BEGIN INFORMATION PROVIDED
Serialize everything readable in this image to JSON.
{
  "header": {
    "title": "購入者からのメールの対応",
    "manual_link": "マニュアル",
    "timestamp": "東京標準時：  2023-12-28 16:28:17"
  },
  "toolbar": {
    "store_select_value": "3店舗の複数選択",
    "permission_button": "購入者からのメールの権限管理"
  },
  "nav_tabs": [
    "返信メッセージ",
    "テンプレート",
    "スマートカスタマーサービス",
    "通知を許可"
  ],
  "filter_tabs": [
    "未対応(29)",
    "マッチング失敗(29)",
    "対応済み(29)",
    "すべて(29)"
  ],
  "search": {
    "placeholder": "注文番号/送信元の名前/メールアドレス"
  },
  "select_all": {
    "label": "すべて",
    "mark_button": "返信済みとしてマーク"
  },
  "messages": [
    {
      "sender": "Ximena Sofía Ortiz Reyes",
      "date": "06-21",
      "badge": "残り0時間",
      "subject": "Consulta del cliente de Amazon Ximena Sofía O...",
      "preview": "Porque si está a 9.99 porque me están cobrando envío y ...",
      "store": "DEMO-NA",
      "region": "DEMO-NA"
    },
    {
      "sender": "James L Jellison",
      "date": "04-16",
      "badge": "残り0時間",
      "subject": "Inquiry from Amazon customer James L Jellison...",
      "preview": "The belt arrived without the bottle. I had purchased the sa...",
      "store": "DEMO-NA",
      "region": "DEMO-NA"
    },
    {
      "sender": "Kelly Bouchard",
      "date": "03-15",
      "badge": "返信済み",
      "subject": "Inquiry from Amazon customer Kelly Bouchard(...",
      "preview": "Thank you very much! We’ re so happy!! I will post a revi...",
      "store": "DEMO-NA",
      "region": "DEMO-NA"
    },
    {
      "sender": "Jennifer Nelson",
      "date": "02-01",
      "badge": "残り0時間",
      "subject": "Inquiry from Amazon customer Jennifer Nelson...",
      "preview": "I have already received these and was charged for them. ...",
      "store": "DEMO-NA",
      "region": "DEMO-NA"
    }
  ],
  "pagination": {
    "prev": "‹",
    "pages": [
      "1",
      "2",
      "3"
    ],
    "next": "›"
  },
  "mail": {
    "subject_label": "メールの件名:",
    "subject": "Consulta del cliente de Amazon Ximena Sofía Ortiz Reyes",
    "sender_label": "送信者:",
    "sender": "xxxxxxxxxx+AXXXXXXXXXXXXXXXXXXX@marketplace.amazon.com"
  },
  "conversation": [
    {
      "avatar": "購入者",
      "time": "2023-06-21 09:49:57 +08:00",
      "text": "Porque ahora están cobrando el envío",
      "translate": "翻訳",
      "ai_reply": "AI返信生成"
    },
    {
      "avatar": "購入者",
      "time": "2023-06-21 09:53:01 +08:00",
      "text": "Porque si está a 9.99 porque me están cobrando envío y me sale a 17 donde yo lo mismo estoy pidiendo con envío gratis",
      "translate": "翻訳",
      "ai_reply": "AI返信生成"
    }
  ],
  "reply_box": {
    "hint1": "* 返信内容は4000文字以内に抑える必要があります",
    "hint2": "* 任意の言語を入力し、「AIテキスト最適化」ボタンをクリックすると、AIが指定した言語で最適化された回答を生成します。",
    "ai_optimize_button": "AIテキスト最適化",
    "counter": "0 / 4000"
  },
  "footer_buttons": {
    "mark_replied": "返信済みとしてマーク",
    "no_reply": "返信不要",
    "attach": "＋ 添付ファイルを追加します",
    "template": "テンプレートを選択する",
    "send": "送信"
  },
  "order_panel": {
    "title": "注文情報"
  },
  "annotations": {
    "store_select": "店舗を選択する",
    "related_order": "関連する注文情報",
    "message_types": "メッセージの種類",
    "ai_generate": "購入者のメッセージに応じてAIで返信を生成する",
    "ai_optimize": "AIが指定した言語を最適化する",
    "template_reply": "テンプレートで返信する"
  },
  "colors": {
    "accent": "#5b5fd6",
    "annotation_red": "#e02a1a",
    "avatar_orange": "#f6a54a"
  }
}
END INFORMATION PROVIDED
Show the lines of the material that contain the word "Nelson".

      "sender": "Jennifer Nelson",
      "subject": "Inquiry from Amazon customer Jennifer Nelson...",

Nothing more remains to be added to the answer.